● Given data
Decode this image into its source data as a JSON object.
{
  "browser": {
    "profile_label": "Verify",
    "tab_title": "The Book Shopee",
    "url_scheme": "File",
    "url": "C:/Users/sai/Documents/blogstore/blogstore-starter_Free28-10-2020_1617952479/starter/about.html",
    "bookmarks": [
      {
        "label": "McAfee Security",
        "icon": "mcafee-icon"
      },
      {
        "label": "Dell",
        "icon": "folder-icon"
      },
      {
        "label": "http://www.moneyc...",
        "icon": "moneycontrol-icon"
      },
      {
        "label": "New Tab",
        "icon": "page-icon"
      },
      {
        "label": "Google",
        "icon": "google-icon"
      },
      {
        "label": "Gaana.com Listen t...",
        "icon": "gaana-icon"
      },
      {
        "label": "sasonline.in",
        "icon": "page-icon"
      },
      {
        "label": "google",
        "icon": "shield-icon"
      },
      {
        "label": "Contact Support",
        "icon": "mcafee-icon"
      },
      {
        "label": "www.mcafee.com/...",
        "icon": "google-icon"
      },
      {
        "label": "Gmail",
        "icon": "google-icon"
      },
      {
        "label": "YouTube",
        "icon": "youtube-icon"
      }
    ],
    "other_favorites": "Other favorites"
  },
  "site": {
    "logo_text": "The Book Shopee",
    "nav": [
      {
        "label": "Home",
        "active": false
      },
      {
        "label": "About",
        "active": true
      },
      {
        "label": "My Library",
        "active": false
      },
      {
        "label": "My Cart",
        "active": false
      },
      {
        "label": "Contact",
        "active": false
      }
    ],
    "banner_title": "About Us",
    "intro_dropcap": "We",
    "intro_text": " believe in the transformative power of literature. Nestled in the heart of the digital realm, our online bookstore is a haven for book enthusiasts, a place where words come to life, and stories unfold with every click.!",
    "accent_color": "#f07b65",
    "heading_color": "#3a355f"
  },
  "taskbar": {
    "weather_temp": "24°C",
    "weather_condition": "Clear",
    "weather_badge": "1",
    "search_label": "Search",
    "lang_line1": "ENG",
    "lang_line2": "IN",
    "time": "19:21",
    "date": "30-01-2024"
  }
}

● Exercise prompt
Your task is to repeat every line exactly.

● Correct response
Decode this image into its source data as a JSON object.
{
  "browser": {
    "profile_label": "Verify",
    "tab_title": "The Book Shopee",
    "url_scheme": "File",
    "url": "C:/Users/sai/Documents/blogstore/blogstore-starter_Free28-10-2020_1617952479/starter/about.html",
    "bookmarks": [
      {
        "label": "McAfee Security",
        "icon": "mcafee-icon"
      },
      {
        "label": "Dell",
        "icon": "folder-icon"
      },
      {
        "label": "http://www.moneyc...",
        "icon": "moneycontrol-icon"
      },
      {
        "label": "New Tab",
        "icon": "page-icon"
      },
      {
        "label": "Google",
        "icon": "google-icon"
      },
      {
        "label": "Gaana.com Listen t...",
        "icon": "gaana-icon"
      },
      {
        "label": "sasonline.in",
        "icon": "page-icon"
      },
      {
        "label": "google",
        "icon": "shield-icon"
      },
      {
        "label": "Contact Support",
        "icon": "mcafee-icon"
      },
      {
        "label": "www.mcafee.com/...",
        "icon": "google-icon"
      },
      {
        "label": "Gmail",
        "icon": "google-icon"
      },
      {
        "label": "YouTube",
        "icon": "youtube-icon"
      }
    ],
    "other_favorites": "Other favorites"
  },
  "site": {
    "logo_text": "The Book Shopee",
    "nav": [
      {
        "label": "Home",
        "active": false
      },
      {
        "label": "About",
        "active": true
      },
      {
        "label": "My Library",
        "active": false
      },
      {
        "label": "My Cart",
        "active": false
      },
      {
        "label": "Contact",
        "active": false
      }
    ],
    "banner_title": "About Us",
    "intro_dropcap": "We",
    "intro_text": " believe in the transformative power of literature. Nestled in the heart of the digital realm, our online bookstore is a haven for book enthusiasts, a place where words come to life, and stories unfold with every click.!",
    "accent_color": "#f07b65",
    "heading_color": "#3a355f"
  },
  "taskbar": {
    "weather_temp": "24°C",
    "weather_condition": "Clear",
    "weather_badge": "1",
    "search_label": "Search",
    "lang_line1": "ENG",
    "lang_line2": "IN",
    "time": "19:21",
    "date": "30-01-2024"
  }
}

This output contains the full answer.